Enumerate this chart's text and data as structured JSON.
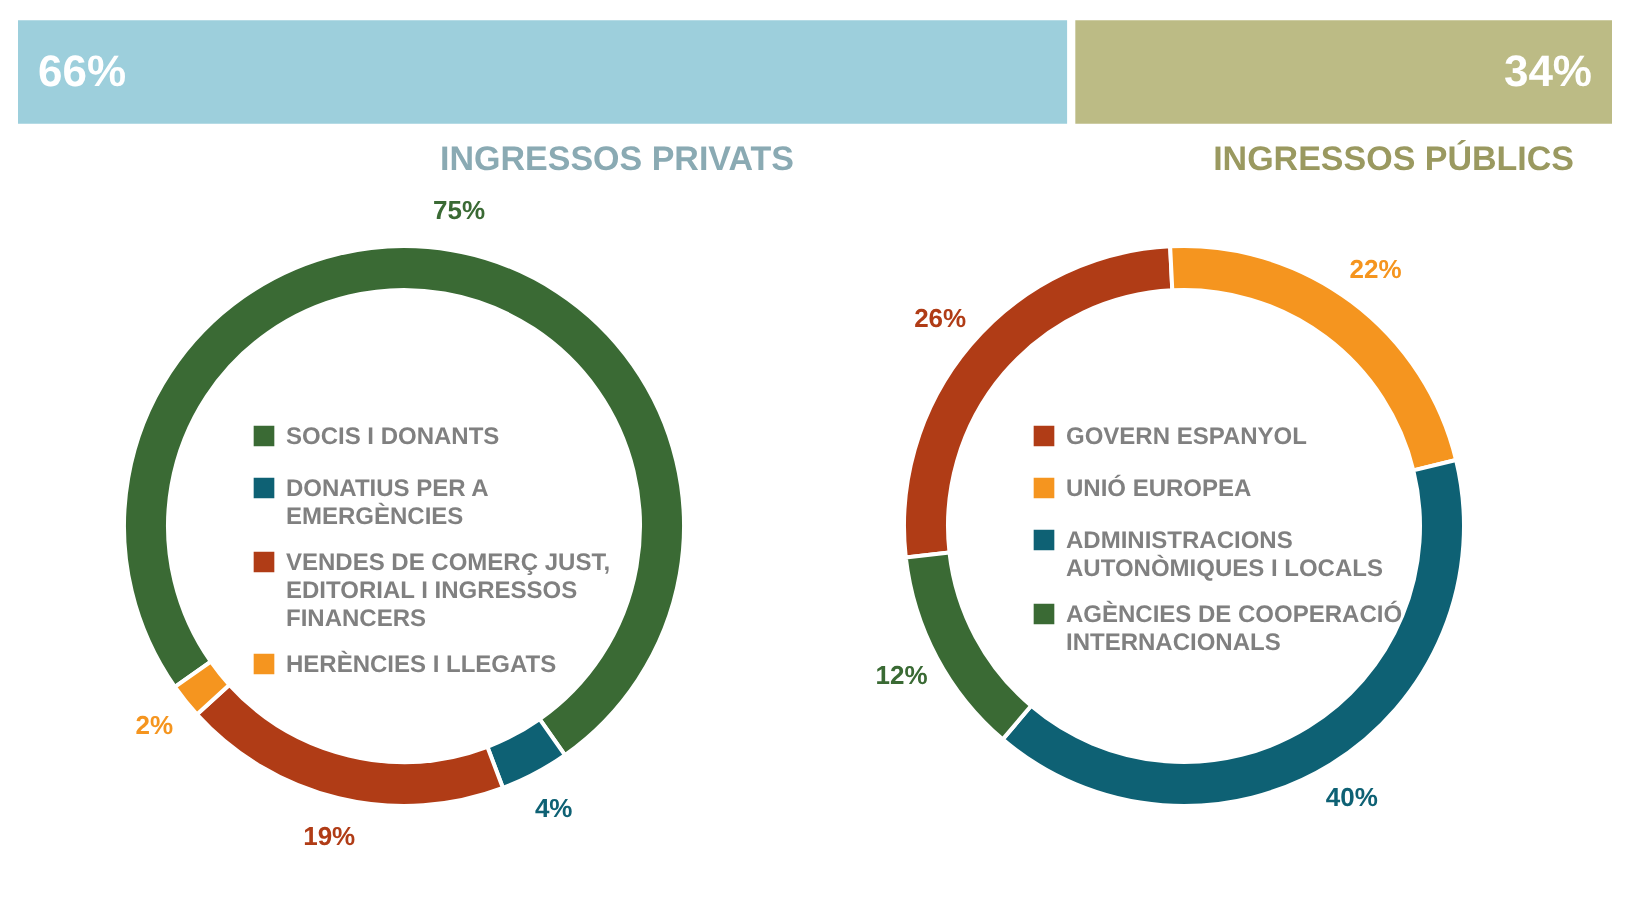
{
  "chart_data": [
    {
      "type": "bar",
      "orientation": "horizontal",
      "stacked": true,
      "tick_labels": false,
      "categories": [
        null
      ],
      "legend": false,
      "series": [
        {
          "color": "#9dcfdc",
          "values": [
            66
          ],
          "value_labels": [
            "66%"
          ]
        },
        {
          "color": "#bcbb85",
          "values": [
            34
          ],
          "value_labels": [
            "34%"
          ]
        }
      ]
    },
    {
      "type": "donut",
      "title": "INGRESSOS PRIVATS",
      "legend": "center",
      "categories": [
        "SOCIS I DONANTS",
        "DONATIUS PER A EMERGÈNCIES",
        "VENDES DE COMERÇ JUST, EDITORIAL I INGRESSOS FINANCERS",
        "HERÈNCIES I LLEGATS"
      ],
      "values": [
        75,
        4,
        19,
        2
      ],
      "value_labels": [
        "75%",
        "4%",
        "19%",
        "2%"
      ],
      "colors": [
        "#3a6a34",
        "#0e6174",
        "#b03c16",
        "#f5951f"
      ]
    },
    {
      "type": "donut",
      "title": "INGRESSOS PÚBLICS",
      "legend": "center",
      "categories": [
        "GOVERN ESPANYOL",
        "UNIÓ EUROPEA",
        "ADMINISTRACIONS AUTONÒMIQUES I LOCALS",
        "AGÈNCIES DE COOPERACIÓ INTERNACIONALS"
      ],
      "values": [
        26,
        22,
        40,
        12
      ],
      "value_labels": [
        "26%",
        "22%",
        "40%",
        "12%"
      ],
      "colors": [
        "#b03c16",
        "#f5951f",
        "#0e6174",
        "#3a6a34"
      ]
    }
  ]
}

_Written task_
Take the listing above and print it exactly, apart from the pictures.

_Written solution_
Enumerate this chart's text and data as structured JSON.
{
  "chart_data": [
    {
      "type": "bar",
      "orientation": "horizontal",
      "stacked": true,
      "tick_labels": false,
      "categories": [
        null
      ],
      "legend": false,
      "series": [
        {
          "color": "#9dcfdc",
          "values": [
            66
          ],
          "value_labels": [
            "66%"
          ]
        },
        {
          "color": "#bcbb85",
          "values": [
            34
          ],
          "value_labels": [
            "34%"
          ]
        }
      ]
    },
    {
      "type": "donut",
      "title": "INGRESSOS PRIVATS",
      "legend": "center",
      "categories": [
        "SOCIS I DONANTS",
        "DONATIUS PER A EMERGÈNCIES",
        "VENDES DE COMERÇ JUST, EDITORIAL I INGRESSOS FINANCERS",
        "HERÈNCIES I LLEGATS"
      ],
      "values": [
        75,
        4,
        19,
        2
      ],
      "value_labels": [
        "75%",
        "4%",
        "19%",
        "2%"
      ],
      "colors": [
        "#3a6a34",
        "#0e6174",
        "#b03c16",
        "#f5951f"
      ]
    },
    {
      "type": "donut",
      "title": "INGRESSOS PÚBLICS",
      "legend": "center",
      "categories": [
        "GOVERN ESPANYOL",
        "UNIÓ EUROPEA",
        "ADMINISTRACIONS AUTONÒMIQUES I LOCALS",
        "AGÈNCIES DE COOPERACIÓ INTERNACIONALS"
      ],
      "values": [
        26,
        22,
        40,
        12
      ],
      "value_labels": [
        "26%",
        "22%",
        "40%",
        "12%"
      ],
      "colors": [
        "#b03c16",
        "#f5951f",
        "#0e6174",
        "#3a6a34"
      ]
    }
  ]
}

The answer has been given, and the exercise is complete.